Identify each line containing the word "referensen" and copy it.

-------- DATASET ENTRIES

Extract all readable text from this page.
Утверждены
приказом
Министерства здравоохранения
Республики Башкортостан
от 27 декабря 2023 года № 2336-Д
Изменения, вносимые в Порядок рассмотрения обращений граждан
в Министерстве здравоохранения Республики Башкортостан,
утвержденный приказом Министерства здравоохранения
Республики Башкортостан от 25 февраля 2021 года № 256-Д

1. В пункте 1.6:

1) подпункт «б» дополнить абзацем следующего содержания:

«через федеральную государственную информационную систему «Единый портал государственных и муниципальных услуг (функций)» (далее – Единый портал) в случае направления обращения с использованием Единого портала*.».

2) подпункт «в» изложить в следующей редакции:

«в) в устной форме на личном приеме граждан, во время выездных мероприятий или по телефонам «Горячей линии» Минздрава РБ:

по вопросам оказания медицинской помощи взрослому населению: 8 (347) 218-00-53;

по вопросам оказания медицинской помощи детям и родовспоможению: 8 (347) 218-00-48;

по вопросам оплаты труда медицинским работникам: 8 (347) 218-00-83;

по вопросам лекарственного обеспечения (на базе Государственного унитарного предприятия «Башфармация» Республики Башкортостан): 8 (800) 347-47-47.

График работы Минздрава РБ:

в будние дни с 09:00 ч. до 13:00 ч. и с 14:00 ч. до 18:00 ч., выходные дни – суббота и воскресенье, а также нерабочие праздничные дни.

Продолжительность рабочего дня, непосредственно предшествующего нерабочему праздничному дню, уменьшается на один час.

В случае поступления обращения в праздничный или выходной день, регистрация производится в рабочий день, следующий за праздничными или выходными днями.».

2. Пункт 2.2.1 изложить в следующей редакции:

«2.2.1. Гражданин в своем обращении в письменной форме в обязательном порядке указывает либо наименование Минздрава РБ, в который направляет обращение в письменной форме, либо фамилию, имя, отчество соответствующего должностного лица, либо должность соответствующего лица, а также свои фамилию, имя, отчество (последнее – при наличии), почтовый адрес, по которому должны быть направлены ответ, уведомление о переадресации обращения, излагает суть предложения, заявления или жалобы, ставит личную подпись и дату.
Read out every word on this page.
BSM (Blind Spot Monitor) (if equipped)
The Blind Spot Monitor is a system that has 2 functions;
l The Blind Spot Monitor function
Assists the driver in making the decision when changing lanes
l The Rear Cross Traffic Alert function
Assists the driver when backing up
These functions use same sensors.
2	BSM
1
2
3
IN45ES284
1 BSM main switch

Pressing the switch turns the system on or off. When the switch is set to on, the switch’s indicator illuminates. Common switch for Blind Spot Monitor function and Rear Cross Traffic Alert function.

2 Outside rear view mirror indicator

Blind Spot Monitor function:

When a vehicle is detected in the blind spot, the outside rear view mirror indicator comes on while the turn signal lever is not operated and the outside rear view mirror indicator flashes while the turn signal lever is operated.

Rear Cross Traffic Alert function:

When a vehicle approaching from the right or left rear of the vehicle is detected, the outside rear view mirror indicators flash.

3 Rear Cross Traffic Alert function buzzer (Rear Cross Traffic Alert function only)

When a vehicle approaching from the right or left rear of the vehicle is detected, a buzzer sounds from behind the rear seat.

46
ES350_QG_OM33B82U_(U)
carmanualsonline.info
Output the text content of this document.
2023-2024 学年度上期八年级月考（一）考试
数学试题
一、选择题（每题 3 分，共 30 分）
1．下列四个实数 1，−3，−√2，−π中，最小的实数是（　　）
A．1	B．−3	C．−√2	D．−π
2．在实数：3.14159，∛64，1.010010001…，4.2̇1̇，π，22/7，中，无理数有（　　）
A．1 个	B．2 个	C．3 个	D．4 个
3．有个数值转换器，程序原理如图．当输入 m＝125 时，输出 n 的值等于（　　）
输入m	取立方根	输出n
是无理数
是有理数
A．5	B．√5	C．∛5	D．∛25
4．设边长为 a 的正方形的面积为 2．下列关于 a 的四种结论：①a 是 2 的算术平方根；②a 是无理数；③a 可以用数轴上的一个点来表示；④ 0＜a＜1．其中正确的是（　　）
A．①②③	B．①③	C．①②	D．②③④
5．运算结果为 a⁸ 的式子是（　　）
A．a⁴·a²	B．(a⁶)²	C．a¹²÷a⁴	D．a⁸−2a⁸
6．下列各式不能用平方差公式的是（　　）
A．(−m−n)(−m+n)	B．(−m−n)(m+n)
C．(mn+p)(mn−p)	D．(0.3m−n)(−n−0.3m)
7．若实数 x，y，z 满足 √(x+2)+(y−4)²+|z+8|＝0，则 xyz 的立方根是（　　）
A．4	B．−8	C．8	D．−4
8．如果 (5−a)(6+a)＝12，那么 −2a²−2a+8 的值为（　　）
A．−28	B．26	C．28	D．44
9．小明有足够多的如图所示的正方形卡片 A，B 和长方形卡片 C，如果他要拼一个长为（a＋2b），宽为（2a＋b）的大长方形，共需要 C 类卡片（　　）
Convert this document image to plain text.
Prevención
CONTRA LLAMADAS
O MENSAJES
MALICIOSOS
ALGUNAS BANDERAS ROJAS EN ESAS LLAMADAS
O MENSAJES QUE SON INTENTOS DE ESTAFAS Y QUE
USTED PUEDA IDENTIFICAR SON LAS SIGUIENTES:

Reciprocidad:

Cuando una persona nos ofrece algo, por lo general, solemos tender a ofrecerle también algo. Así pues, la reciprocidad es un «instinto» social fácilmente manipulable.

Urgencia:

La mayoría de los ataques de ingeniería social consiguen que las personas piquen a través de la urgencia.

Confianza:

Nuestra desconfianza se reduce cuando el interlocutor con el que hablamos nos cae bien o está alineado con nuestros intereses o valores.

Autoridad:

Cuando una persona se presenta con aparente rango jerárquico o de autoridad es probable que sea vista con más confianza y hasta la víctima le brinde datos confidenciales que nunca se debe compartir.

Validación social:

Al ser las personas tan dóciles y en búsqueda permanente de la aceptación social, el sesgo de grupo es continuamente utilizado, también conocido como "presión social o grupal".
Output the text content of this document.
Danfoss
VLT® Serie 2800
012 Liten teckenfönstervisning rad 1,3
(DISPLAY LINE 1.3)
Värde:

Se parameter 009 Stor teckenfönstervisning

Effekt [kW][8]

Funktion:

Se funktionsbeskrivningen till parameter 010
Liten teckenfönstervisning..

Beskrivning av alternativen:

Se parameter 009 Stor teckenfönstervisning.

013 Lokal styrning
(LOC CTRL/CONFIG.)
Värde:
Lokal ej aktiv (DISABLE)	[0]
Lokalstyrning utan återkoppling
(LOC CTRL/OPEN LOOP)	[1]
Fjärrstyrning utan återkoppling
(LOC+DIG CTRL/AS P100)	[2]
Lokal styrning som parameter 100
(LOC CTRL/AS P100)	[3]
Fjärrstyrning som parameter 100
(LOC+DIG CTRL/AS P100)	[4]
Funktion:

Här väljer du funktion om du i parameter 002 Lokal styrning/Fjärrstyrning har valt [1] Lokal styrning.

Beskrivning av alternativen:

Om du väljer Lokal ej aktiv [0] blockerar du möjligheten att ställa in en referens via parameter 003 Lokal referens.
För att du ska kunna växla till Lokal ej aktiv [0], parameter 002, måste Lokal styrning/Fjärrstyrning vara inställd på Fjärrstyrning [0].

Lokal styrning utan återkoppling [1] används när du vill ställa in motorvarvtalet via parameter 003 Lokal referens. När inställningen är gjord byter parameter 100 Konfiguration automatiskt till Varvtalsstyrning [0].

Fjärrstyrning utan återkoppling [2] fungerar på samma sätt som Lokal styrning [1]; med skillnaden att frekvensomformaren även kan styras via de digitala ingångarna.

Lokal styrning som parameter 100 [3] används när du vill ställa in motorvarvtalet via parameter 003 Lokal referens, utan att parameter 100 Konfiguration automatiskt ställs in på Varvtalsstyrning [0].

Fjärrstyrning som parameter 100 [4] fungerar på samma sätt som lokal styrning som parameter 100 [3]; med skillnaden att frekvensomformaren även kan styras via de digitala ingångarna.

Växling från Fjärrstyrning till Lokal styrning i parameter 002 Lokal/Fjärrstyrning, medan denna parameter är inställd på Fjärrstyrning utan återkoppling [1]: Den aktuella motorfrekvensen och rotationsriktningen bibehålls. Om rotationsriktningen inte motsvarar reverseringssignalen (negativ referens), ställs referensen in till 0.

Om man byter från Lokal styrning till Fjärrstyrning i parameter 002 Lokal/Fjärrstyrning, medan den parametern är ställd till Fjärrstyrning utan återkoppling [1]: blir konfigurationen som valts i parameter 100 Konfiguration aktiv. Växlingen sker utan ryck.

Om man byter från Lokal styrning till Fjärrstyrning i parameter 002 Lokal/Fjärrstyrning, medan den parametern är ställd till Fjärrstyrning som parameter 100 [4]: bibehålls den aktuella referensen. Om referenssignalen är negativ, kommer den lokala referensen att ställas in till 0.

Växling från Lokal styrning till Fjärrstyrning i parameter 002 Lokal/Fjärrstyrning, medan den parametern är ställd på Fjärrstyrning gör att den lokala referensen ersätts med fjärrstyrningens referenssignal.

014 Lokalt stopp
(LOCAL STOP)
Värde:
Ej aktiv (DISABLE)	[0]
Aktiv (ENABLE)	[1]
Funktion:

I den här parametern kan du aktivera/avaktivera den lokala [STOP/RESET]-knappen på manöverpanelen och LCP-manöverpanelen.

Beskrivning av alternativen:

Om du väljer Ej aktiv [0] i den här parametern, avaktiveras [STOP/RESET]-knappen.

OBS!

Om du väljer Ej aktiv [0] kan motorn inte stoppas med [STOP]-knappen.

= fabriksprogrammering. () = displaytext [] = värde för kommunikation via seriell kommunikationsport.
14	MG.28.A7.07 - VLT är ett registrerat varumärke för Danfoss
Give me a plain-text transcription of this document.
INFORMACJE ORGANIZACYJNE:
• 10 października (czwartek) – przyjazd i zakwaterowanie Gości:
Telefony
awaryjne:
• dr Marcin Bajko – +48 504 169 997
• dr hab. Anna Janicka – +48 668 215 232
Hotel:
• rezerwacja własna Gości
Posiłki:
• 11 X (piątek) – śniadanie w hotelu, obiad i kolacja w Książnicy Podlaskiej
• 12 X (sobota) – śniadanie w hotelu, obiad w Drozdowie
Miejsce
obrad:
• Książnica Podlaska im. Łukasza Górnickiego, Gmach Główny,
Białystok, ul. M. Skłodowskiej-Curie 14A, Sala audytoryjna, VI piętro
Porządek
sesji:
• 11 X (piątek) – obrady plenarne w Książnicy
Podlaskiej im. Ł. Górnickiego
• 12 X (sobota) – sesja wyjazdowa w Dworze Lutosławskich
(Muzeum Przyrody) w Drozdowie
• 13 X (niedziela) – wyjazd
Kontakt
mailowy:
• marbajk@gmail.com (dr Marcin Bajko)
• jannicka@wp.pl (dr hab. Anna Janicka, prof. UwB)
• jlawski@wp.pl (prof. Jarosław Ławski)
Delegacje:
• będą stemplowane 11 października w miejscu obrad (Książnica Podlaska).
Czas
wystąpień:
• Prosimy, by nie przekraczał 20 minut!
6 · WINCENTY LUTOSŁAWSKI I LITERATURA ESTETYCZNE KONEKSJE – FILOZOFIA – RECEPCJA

----------------

FINISHED TASK
Växling från Fjärrstyrning till Lokal styrning i parameter 002 Lokal/Fjärrstyrning, medan denna parameter är inställd på Fjärrstyrning utan återkoppling [1]: Den aktuella motorfrekvensen och rotationsriktningen bibehålls. Om rotationsriktningen inte motsvarar reverseringssignalen (negativ referens), ställs referensen in till 0.
Om man byter från Lokal styrning till Fjärrstyrning i parameter 002 Lokal/Fjärrstyrning, medan den parametern är ställd till Fjärrstyrning som parameter 100 [4]: bibehålls den aktuella referensen. Om referenssignalen är negativ, kommer den lokala referensen att ställas in till 0.
Växling från Lokal styrning till Fjärrstyrning i parameter 002 Lokal/Fjärrstyrning, medan den parametern är ställd på Fjärrstyrning gör att den lokala referensen ersätts med fjärrstyrningens referenssignal.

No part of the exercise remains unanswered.